- Data for this task:

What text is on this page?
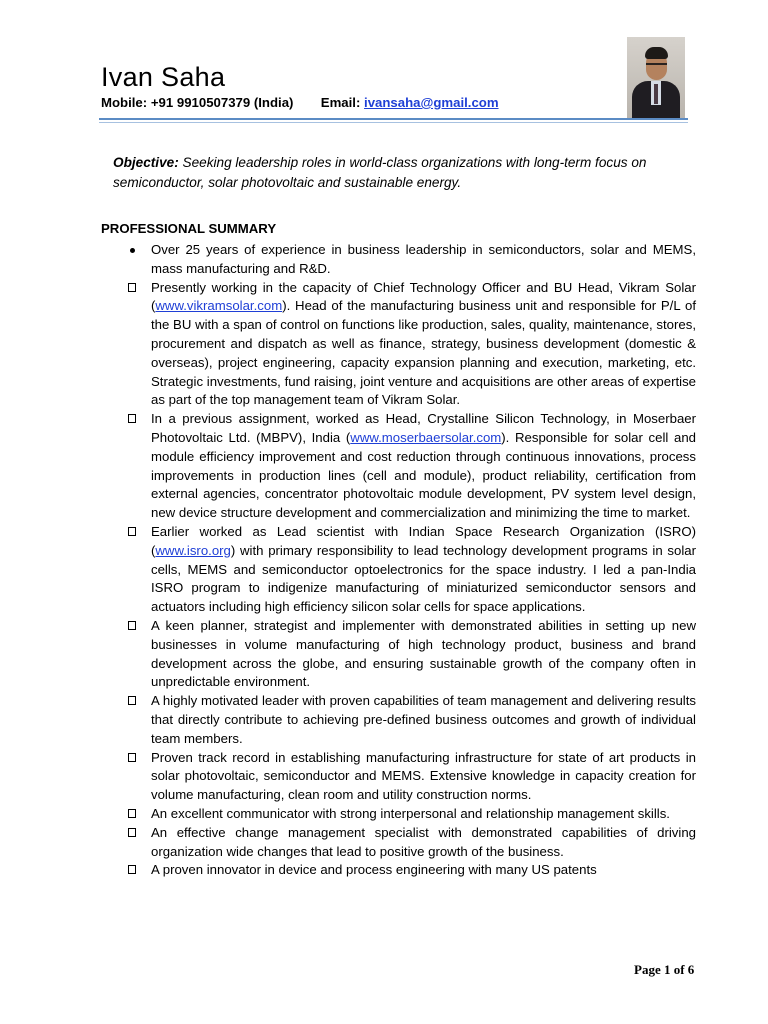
Ivan Saha
Mobile: +91 9910507379 (India) Email: ivansaha@gmail.com

Objective: Seeking leadership roles in world-class organizations with long-term focus on semiconductor, solar photovoltaic and sustainable energy.

PROFESSIONAL SUMMARY
Over 25 years of experience in business leadership in semiconductors, solar and MEMS, mass manufacturing and R&D.
Presently working in the capacity of Chief Technology Officer and BU Head, Vikram Solar (www.vikramsolar.com). Head of the manufacturing business unit and responsible for P/L of the BU with a span of control on functions like production, sales, quality, maintenance, stores, procurement and dispatch as well as finance, strategy, business development (domestic & overseas), project engineering, capacity expansion planning and execution, marketing, etc. Strategic investments, fund raising, joint venture and acquisitions are other areas of expertise as part of the top management team of Vikram Solar.
In a previous assignment, worked as Head, Crystalline Silicon Technology, in Moserbaer Photovoltaic Ltd. (MBPV), India (www.moserbaersolar.com). Responsible for solar cell and module efficiency improvement and cost reduction through continuous innovations, process improvements in production lines (cell and module), product reliability, certification from external agencies, concentrator photovoltaic module development, PV system level design, new device structure development and commercialization and minimizing the time to market.
Earlier worked as Lead scientist with Indian Space Research Organization (ISRO) (www.isro.org) with primary responsibility to lead technology development programs in solar cells, MEMS and semiconductor optoelectronics for the space industry. I led a pan-India ISRO program to indigenize manufacturing of miniaturized semiconductor sensors and actuators including high efficiency silicon solar cells for space applications.
A keen planner, strategist and implementer with demonstrated abilities in setting up new businesses in volume manufacturing of high technology product, business and brand development across the globe, and ensuring sustainable growth of the company often in unpredictable environment.
A highly motivated leader with proven capabilities of team management and delivering results that directly contribute to achieving pre-defined business outcomes and growth of individual team members.
Proven track record in establishing manufacturing infrastructure for state of art products in solar photovoltaic, semiconductor and MEMS. Extensive knowledge in capacity creation for volume manufacturing, clean room and utility construction norms.
An excellent communicator with strong interpersonal and relationship management skills.
An effective change management specialist with demonstrated capabilities of driving organization wide changes that lead to positive growth of the business.
A proven innovator in device and process engineering with many US patents
Page 1 of 6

- What is required:
Where the material above includes pictures, omit them and retype everything else exactly.

- Your solution:
What text is on this page?
Ivan Saha
Mobile: +91 9910507379 (India) Email: ivansaha@gmail.com

Objective: Seeking leadership roles in world-class organizations with long-term focus on semiconductor, solar photovoltaic and sustainable energy.

PROFESSIONAL SUMMARY
Over 25 years of experience in business leadership in semiconductors, solar and MEMS, mass manufacturing and R&D.
Presently working in the capacity of Chief Technology Officer and BU Head, Vikram Solar (www.vikramsolar.com). Head of the manufacturing business unit and responsible for P/L of the BU with a span of control on functions like production, sales, quality, maintenance, stores, procurement and dispatch as well as finance, strategy, business development (domestic & overseas), project engineering, capacity expansion planning and execution, marketing, etc. Strategic investments, fund raising, joint venture and acquisitions are other areas of expertise as part of the top management team of Vikram Solar.
In a previous assignment, worked as Head, Crystalline Silicon Technology, in Moserbaer Photovoltaic Ltd. (MBPV), India (www.moserbaersolar.com). Responsible for solar cell and module efficiency improvement and cost reduction through continuous innovations, process improvements in production lines (cell and module), product reliability, certification from external agencies, concentrator photovoltaic module development, PV system level design, new device structure development and commercialization and minimizing the time to market.
Earlier worked as Lead scientist with Indian Space Research Organization (ISRO) (www.isro.org) with primary responsibility to lead technology development programs in solar cells, MEMS and semiconductor optoelectronics for the space industry. I led a pan-India ISRO program to indigenize manufacturing of miniaturized semiconductor sensors and actuators including high efficiency silicon solar cells for space applications.
A keen planner, strategist and implementer with demonstrated abilities in setting up new businesses in volume manufacturing of high technology product, business and brand development across the globe, and ensuring sustainable growth of the company often in unpredictable environment.
A highly motivated leader with proven capabilities of team management and delivering results that directly contribute to achieving pre-defined business outcomes and growth of individual team members.
Proven track record in establishing manufacturing infrastructure for state of art products in solar photovoltaic, semiconductor and MEMS. Extensive knowledge in capacity creation for volume manufacturing, clean room and utility construction norms.
An excellent communicator with strong interpersonal and relationship management skills.
An effective change management specialist with demonstrated capabilities of driving organization wide changes that lead to positive growth of the business.
A proven innovator in device and process engineering with many US patents
Page 1 of 6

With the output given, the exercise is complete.